* _EXERCISE OBJECTIVE_:
Find the lines containing the word "heading" and copy every one of them.

* _RECORDS SUPPLIED_:
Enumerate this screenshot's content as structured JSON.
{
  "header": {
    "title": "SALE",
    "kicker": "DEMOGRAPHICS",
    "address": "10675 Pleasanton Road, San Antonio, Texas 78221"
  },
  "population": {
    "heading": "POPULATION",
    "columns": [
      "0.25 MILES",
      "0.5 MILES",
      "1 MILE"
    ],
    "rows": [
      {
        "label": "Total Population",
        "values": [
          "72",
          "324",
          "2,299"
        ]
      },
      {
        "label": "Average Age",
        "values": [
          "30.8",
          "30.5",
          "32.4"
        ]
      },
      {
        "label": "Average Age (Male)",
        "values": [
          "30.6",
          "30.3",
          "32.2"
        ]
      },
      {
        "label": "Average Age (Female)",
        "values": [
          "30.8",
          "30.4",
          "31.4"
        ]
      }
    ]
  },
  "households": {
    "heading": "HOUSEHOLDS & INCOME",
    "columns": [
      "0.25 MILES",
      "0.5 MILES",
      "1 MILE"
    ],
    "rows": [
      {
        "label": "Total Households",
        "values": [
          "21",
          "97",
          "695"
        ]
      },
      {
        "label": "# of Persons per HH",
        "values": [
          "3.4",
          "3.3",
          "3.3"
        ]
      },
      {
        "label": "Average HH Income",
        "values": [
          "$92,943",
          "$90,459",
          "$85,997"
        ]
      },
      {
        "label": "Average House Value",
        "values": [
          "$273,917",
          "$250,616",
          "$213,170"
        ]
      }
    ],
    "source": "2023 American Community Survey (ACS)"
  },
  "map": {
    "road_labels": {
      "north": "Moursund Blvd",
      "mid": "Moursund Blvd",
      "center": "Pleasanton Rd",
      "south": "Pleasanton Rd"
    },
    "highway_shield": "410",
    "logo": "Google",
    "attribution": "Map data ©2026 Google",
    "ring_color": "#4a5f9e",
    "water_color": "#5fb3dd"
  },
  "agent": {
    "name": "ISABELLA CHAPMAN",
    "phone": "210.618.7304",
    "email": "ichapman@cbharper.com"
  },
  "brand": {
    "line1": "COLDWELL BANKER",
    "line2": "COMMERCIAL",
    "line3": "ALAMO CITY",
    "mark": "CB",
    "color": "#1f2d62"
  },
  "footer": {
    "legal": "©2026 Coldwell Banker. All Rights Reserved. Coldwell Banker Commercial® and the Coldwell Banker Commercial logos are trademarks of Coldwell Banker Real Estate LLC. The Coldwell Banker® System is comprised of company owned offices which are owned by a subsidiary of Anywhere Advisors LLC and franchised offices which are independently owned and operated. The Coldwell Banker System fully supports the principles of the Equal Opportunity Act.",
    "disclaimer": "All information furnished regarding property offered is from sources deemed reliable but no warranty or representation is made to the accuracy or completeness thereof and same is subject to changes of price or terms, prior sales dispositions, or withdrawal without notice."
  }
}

* _ANSWER TO THIS PROBLEM_:
    "heading": "POPULATION",
    "heading": "HOUSEHOLDS & INCOME",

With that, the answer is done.